[Data entries]
^^^^
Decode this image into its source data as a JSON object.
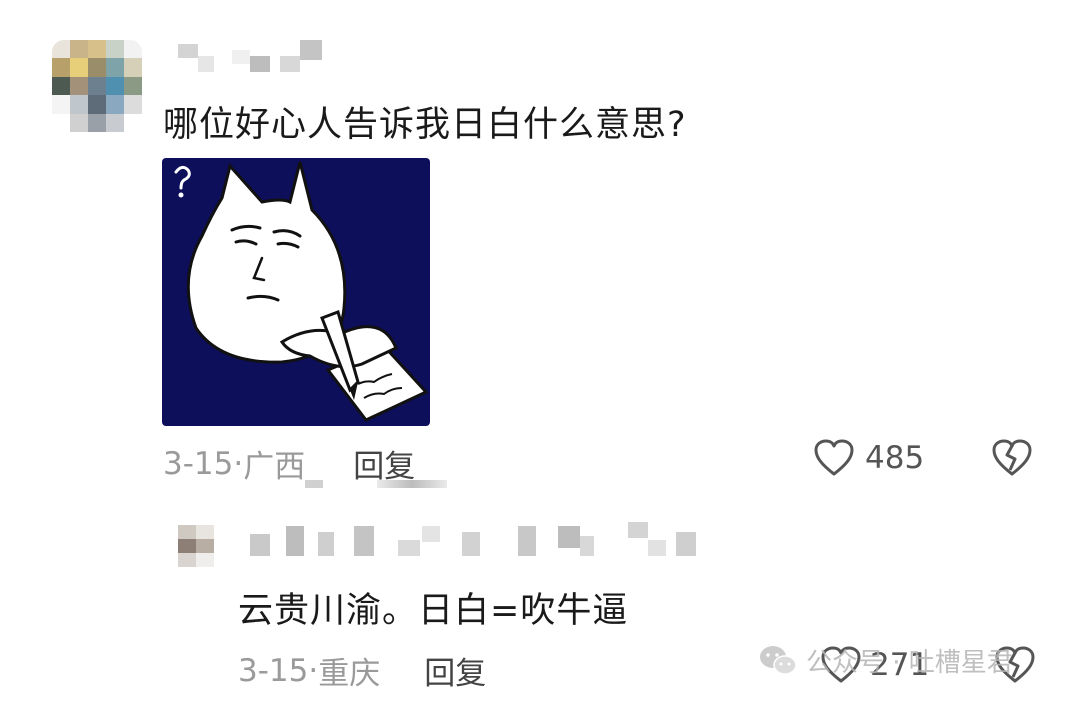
{
  "comment": {
    "text": "哪位好心人告诉我日白什么意思?",
    "date": "3-15",
    "separator": "·",
    "location": "广西",
    "reply_label": "回复",
    "like_count": "485"
  },
  "reply_comment": {
    "text": "云贵川渝。日白=吹牛逼",
    "date": "3-15",
    "separator": "·",
    "location": "重庆",
    "reply_label": "回复",
    "like_count": "271"
  },
  "watermark": {
    "text": "公众号 · 吐槽星君",
    "icon": "wechat-icon"
  },
  "colors": {
    "sticker_bg": "#0d0f5a",
    "meta_text": "#9a9a9a"
  }
}
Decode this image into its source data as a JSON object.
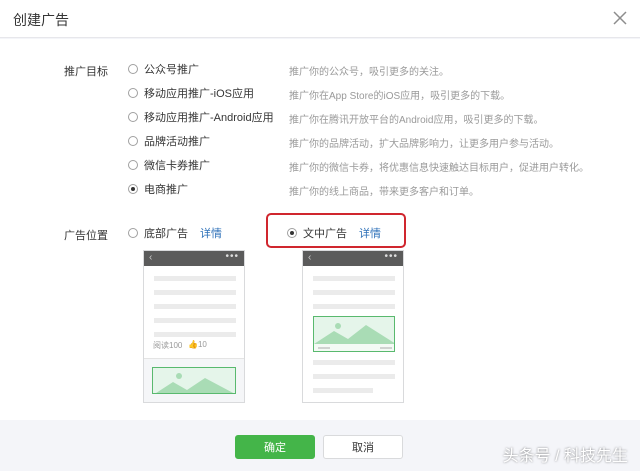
{
  "dialog": {
    "title": "创建广告",
    "close_icon": "close-icon"
  },
  "goal": {
    "label": "推广目标",
    "options": [
      {
        "label": "公众号推广",
        "desc": "推广你的公众号，吸引更多的关注。",
        "checked": false
      },
      {
        "label": "移动应用推广-iOS应用",
        "desc": "推广你在App Store的iOS应用，吸引更多的下载。",
        "checked": false
      },
      {
        "label": "移动应用推广-Android应用",
        "desc": "推广你在腾讯开放平台的Android应用，吸引更多的下载。",
        "checked": false
      },
      {
        "label": "品牌活动推广",
        "desc": "推广你的品牌活动，扩大品牌影响力，让更多用户参与活动。",
        "checked": false
      },
      {
        "label": "微信卡券推广",
        "desc": "推广你的微信卡券，将优惠信息快速触达目标用户，促进用户转化。",
        "checked": false
      },
      {
        "label": "电商推广",
        "desc": "推广你的线上商品，带来更多客户和订单。",
        "checked": true
      }
    ]
  },
  "position": {
    "label": "广告位置",
    "options": [
      {
        "label": "底部广告",
        "link": "详情",
        "checked": false
      },
      {
        "label": "文中广告",
        "link": "详情",
        "checked": true
      }
    ]
  },
  "preview": {
    "back_icon": "‹",
    "more_icon": "•••",
    "read_count": "阅读100",
    "like_count": "10"
  },
  "buttons": {
    "confirm": "确定",
    "cancel": "取消"
  },
  "watermark": "头条号 / 科技先生",
  "colors": {
    "primary": "#44b549",
    "link": "#2b6fb8",
    "highlight": "#d0262e",
    "ad_fill": "#e5f5ea"
  }
}
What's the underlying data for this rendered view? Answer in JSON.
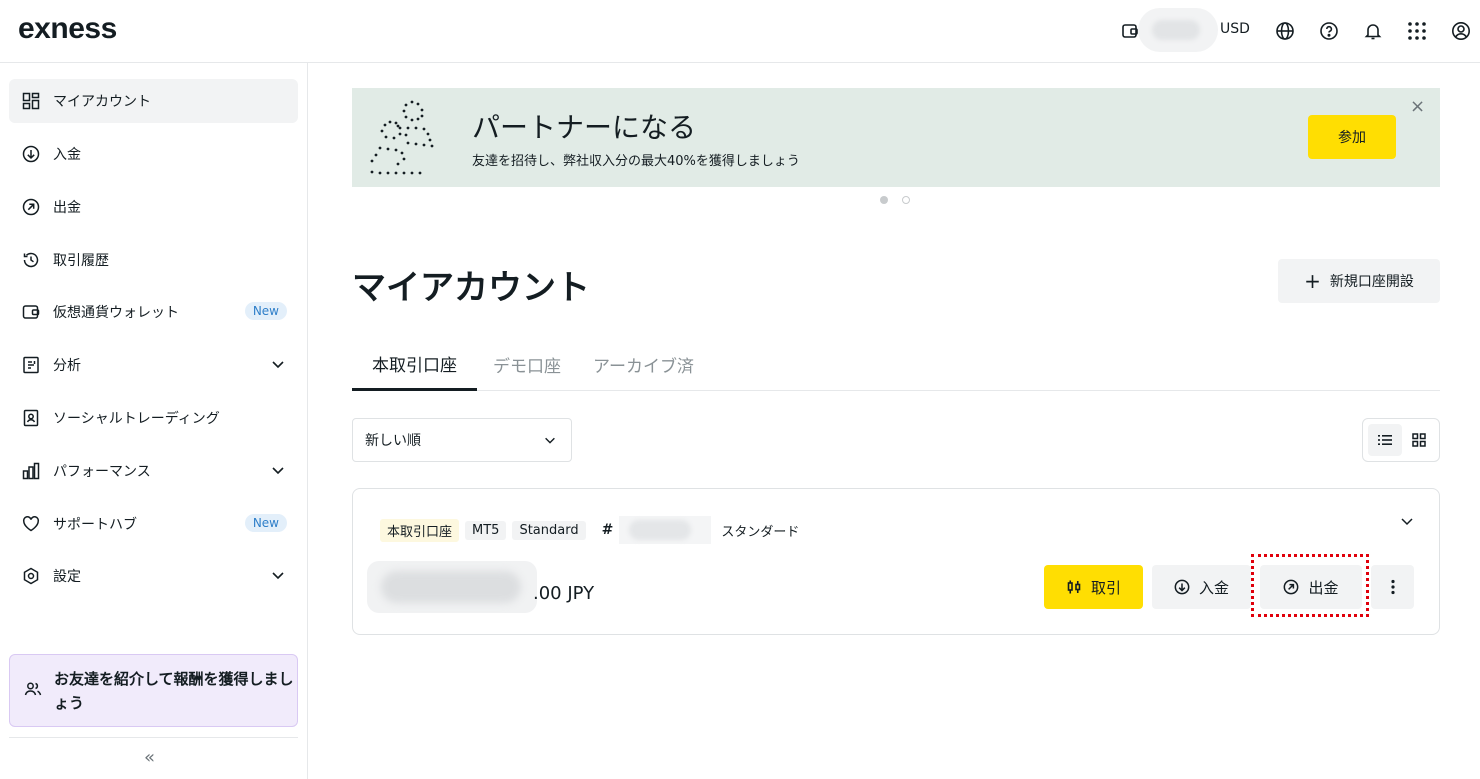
{
  "brand": {
    "logo_text": "exness"
  },
  "header": {
    "currency": "USD"
  },
  "sidebar": {
    "items": [
      {
        "label": "マイアカウント"
      },
      {
        "label": "入金"
      },
      {
        "label": "出金"
      },
      {
        "label": "取引履歴"
      },
      {
        "label": "仮想通貨ウォレット",
        "badge": "New"
      },
      {
        "label": "分析"
      },
      {
        "label": "ソーシャルトレーディング"
      },
      {
        "label": "パフォーマンス"
      },
      {
        "label": "サポートハブ",
        "badge": "New"
      },
      {
        "label": "設定"
      }
    ],
    "promo_text": "お友達を紹介して報酬を獲得しましょう",
    "collapse_label": "«"
  },
  "banner": {
    "title": "パートナーになる",
    "subtitle": "友達を招待し、弊社収入分の最大40%を獲得しましょう",
    "join_label": "参加",
    "close_label": "×"
  },
  "page": {
    "title": "マイアカウント",
    "new_account_label": "新規口座開設",
    "new_account_plus": "+"
  },
  "tabs": [
    {
      "label": "本取引口座"
    },
    {
      "label": "デモ口座"
    },
    {
      "label": "アーカイブ済"
    }
  ],
  "sort": {
    "value": "新しい順"
  },
  "account": {
    "tags": [
      "本取引口座",
      "MT5",
      "Standard"
    ],
    "hash": "#",
    "type_label": "スタンダード",
    "balance_suffix": ".00 JPY",
    "trade_label": "取引",
    "deposit_label": "入金",
    "withdraw_label": "出金"
  },
  "colors": {
    "accent_yellow": "#ffde02",
    "highlight_red": "#e0000b",
    "banner_bg": "#e1ebe6",
    "promo_bg": "#f1ebfb"
  }
}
^^^^
In your copy, leave out the pictures and reproduce the material above exactly.

§ The answer
Decode this image into its source data as a JSON object.
{
  "comment": {
    "text": "哪位好心人告诉我日白什么意思?",
    "date": "3-15",
    "separator": "·",
    "location": "广西",
    "reply_label": "回复",
    "like_count": "485"
  },
  "reply_comment": {
    "text": "云贵川渝。日白=吹牛逼",
    "date": "3-15",
    "separator": "·",
    "location": "重庆",
    "reply_label": "回复",
    "like_count": "271"
  },
  "watermark": {
    "text": "公众号 · 吐槽星君",
    "icon": "wechat-icon"
  },
  "colors": {
    "sticker_bg": "#0d0f5a",
    "meta_text": "#9a9a9a"
  }
}
Decode this image into its source data as a JSON object.
{
  "dialog": {
    "title": "创建广告",
    "close_icon": "close-icon"
  },
  "goal": {
    "label": "推广目标",
    "options": [
      {
        "label": "公众号推广",
        "desc": "推广你的公众号，吸引更多的关注。",
        "checked": false
      },
      {
        "label": "移动应用推广-iOS应用",
        "desc": "推广你在App Store的iOS应用，吸引更多的下载。",
        "checked": false
      },
      {
        "label": "移动应用推广-Android应用",
        "desc": "推广你在腾讯开放平台的Android应用，吸引更多的下载。",
        "checked": false
      },
      {
        "label": "品牌活动推广",
        "desc": "推广你的品牌活动，扩大品牌影响力，让更多用户参与活动。",
        "checked": false
      },
      {
        "label": "微信卡券推广",
        "desc": "推广你的微信卡券，将优惠信息快速触达目标用户，促进用户转化。",
        "checked": false
      },
      {
        "label": "电商推广",
        "desc": "推广你的线上商品，带来更多客户和订单。",
        "checked": true
      }
    ]
  },
  "position": {
    "label": "广告位置",
    "options": [
      {
        "label": "底部广告",
        "link": "详情",
        "checked": false
      },
      {
        "label": "文中广告",
        "link": "详情",
        "checked": true
      }
    ]
  },
  "preview": {
    "back_icon": "‹",
    "more_icon": "•••",
    "read_count": "阅读100",
    "like_count": "10"
  },
  "buttons": {
    "confirm": "确定",
    "cancel": "取消"
  },
  "watermark": "头条号 / 科技先生",
  "colors": {
    "primary": "#44b549",
    "link": "#2b6fb8",
    "highlight": "#d0262e",
    "ad_fill": "#e5f5ea"
  }
}
What's the underlying data for this rendered view? Answer in JSON.
{
  "brand": {
    "logo_text": "exness"
  },
  "header": {
    "currency": "USD"
  },
  "sidebar": {
    "items": [
      {
        "label": "マイアカウント"
      },
      {
        "label": "入金"
      },
      {
        "label": "出金"
      },
      {
        "label": "取引履歴"
      },
      {
        "label": "仮想通貨ウォレット",
        "badge": "New"
      },
      {
        "label": "分析"
      },
      {
        "label": "ソーシャルトレーディング"
      },
      {
        "label": "パフォーマンス"
      },
      {
        "label": "サポートハブ",
        "badge": "New"
      },
      {
        "label": "設定"
      }
    ],
    "promo_text": "お友達を紹介して報酬を獲得しましょう",
    "collapse_label": "«"
  },
  "banner": {
    "title": "パートナーになる",
    "subtitle": "友達を招待し、弊社収入分の最大40%を獲得しましょう",
    "join_label": "参加",
    "close_label": "×"
  },
  "page": {
    "title": "マイアカウント",
    "new_account_label": "新規口座開設",
    "new_account_plus": "+"
  },
  "tabs": [
    {
      "label": "本取引口座"
    },
    {
      "label": "デモ口座"
    },
    {
      "label": "アーカイブ済"
    }
  ],
  "sort": {
    "value": "新しい順"
  },
  "account": {
    "tags": [
      "本取引口座",
      "MT5",
      "Standard"
    ],
    "hash": "#",
    "type_label": "スタンダード",
    "balance_suffix": ".00 JPY",
    "trade_label": "取引",
    "deposit_label": "入金",
    "withdraw_label": "出金"
  },
  "colors": {
    "accent_yellow": "#ffde02",
    "highlight_red": "#e0000b",
    "banner_bg": "#e1ebe6",
    "promo_bg": "#f1ebfb"
  }
}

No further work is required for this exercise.